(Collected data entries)
======

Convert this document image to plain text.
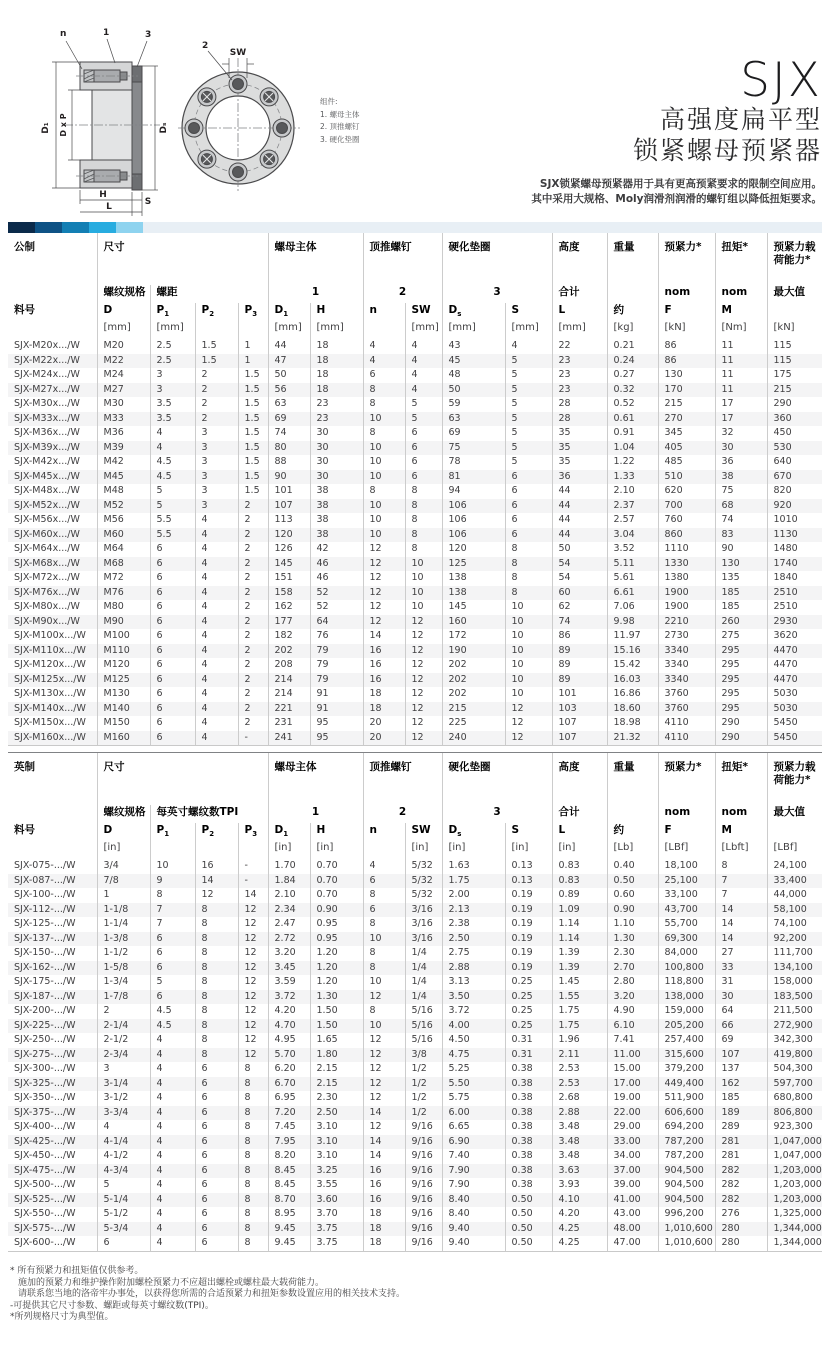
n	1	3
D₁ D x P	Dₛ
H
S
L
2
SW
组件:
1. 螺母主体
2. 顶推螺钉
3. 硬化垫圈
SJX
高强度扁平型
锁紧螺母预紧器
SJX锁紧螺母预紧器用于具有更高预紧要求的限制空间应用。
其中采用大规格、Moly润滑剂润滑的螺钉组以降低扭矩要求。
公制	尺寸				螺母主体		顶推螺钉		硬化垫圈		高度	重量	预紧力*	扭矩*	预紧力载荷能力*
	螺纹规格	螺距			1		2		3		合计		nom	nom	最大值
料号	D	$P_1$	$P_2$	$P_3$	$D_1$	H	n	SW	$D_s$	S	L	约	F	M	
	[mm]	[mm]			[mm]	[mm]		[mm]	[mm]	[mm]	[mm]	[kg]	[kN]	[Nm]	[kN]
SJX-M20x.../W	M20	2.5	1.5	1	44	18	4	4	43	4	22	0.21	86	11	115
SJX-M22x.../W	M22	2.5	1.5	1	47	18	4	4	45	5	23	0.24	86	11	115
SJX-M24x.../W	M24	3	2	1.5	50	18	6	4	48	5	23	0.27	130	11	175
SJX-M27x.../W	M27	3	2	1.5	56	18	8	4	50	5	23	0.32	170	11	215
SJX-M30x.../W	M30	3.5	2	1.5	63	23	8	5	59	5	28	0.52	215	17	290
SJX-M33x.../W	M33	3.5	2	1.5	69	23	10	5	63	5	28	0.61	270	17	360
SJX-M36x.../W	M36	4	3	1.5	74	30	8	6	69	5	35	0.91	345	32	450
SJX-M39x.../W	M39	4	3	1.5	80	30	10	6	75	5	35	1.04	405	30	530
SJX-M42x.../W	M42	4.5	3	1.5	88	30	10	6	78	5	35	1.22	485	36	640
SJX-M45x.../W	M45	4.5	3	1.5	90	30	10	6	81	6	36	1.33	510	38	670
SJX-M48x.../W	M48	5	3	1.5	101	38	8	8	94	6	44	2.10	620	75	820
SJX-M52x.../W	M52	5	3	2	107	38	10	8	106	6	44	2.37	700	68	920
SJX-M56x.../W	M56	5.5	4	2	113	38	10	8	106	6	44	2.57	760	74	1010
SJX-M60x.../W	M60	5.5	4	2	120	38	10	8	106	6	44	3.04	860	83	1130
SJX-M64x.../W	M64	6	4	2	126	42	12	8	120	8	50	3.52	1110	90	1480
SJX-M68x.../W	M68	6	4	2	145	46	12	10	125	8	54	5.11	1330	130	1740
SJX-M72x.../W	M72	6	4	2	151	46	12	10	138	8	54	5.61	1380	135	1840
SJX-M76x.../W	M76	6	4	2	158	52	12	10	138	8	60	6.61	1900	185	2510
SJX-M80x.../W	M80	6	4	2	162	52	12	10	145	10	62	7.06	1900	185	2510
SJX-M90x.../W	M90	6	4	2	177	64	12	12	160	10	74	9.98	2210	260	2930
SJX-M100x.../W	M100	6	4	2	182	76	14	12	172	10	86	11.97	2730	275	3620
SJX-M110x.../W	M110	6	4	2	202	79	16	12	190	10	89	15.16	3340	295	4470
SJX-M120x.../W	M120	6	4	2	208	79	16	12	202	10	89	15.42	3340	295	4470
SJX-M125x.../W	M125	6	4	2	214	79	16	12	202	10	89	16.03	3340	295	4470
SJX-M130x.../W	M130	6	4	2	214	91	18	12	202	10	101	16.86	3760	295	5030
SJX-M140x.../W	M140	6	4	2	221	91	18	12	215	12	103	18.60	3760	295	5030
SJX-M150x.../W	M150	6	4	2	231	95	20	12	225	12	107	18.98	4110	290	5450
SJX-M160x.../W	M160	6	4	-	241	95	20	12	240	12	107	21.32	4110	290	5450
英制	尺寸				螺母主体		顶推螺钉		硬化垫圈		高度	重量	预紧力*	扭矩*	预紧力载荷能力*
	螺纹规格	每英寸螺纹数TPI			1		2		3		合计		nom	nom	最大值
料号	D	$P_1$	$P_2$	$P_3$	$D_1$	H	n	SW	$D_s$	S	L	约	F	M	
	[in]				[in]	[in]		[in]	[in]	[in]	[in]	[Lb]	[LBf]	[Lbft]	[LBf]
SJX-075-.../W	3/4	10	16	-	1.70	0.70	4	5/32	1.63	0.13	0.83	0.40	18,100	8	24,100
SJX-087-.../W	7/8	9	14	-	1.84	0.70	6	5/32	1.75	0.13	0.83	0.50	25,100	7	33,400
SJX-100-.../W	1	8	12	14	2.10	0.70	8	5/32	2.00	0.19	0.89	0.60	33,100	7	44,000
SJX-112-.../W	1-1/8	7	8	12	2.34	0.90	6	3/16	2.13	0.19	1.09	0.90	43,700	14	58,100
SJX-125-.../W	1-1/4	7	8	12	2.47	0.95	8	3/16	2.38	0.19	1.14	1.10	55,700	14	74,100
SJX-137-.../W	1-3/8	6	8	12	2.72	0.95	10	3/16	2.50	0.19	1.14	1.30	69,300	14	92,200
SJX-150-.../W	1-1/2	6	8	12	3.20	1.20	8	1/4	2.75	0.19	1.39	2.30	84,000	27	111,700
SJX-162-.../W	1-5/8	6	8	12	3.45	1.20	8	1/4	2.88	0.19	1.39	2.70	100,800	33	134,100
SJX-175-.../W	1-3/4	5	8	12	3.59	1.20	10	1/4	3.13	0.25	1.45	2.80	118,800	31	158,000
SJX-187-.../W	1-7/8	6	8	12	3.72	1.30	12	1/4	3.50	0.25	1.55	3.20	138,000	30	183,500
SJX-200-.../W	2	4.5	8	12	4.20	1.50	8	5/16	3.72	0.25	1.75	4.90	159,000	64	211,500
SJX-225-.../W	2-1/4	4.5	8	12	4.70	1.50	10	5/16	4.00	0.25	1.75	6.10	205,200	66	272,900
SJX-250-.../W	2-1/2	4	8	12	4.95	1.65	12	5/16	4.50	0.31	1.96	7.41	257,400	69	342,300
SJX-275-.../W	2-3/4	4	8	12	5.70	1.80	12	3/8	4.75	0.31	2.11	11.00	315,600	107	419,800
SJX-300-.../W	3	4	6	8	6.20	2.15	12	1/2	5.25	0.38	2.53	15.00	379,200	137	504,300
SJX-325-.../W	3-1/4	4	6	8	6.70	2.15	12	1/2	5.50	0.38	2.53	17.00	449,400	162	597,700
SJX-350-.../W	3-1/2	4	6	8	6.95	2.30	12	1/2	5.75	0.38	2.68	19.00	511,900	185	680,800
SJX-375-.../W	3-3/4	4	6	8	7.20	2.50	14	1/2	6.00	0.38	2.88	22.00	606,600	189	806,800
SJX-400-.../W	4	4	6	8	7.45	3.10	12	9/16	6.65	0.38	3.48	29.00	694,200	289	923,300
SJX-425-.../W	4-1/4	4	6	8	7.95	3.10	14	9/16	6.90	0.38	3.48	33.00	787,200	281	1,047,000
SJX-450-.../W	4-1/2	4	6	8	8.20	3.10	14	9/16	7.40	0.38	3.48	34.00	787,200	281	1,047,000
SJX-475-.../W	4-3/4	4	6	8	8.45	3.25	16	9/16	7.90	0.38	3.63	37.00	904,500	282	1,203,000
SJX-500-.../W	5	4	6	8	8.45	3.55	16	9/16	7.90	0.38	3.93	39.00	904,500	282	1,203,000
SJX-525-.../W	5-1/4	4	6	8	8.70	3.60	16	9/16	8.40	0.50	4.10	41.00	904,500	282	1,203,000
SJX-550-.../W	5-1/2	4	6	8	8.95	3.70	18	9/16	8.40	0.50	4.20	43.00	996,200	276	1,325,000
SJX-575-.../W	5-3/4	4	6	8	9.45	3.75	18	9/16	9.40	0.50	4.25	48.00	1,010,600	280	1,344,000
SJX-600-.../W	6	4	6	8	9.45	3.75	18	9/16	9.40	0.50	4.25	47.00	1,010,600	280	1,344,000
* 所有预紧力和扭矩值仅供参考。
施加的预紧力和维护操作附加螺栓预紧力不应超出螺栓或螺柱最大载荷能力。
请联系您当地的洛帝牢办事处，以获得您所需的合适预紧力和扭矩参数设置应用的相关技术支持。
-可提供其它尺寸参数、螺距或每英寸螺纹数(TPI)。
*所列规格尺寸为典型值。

======

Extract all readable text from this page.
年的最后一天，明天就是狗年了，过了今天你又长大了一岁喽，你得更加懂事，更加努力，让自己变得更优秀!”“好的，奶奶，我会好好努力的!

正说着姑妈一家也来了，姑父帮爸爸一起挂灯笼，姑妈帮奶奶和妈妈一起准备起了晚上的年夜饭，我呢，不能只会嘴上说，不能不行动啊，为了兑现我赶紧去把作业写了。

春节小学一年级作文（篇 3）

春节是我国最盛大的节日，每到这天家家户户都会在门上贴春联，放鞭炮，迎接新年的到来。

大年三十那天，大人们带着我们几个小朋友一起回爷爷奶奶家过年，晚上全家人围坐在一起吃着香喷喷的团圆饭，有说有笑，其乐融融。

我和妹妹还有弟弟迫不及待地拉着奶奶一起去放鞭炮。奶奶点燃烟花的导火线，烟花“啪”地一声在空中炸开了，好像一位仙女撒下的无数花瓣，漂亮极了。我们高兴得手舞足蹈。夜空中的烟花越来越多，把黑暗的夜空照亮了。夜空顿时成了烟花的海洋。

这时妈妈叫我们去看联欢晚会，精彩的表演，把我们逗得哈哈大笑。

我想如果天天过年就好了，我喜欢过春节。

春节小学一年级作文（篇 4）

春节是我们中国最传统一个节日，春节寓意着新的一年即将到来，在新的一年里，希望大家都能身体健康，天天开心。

======

REQUIRED TASK:
List each line of the entries that holds the string "螺纹规格".

EXERCISE OUTPUT:
	螺纹规格	螺距			1		2		3		合计		nom	nom	最大值
	螺纹规格	每英寸螺纹数TPI			1		2		3		合计		nom	nom	最大值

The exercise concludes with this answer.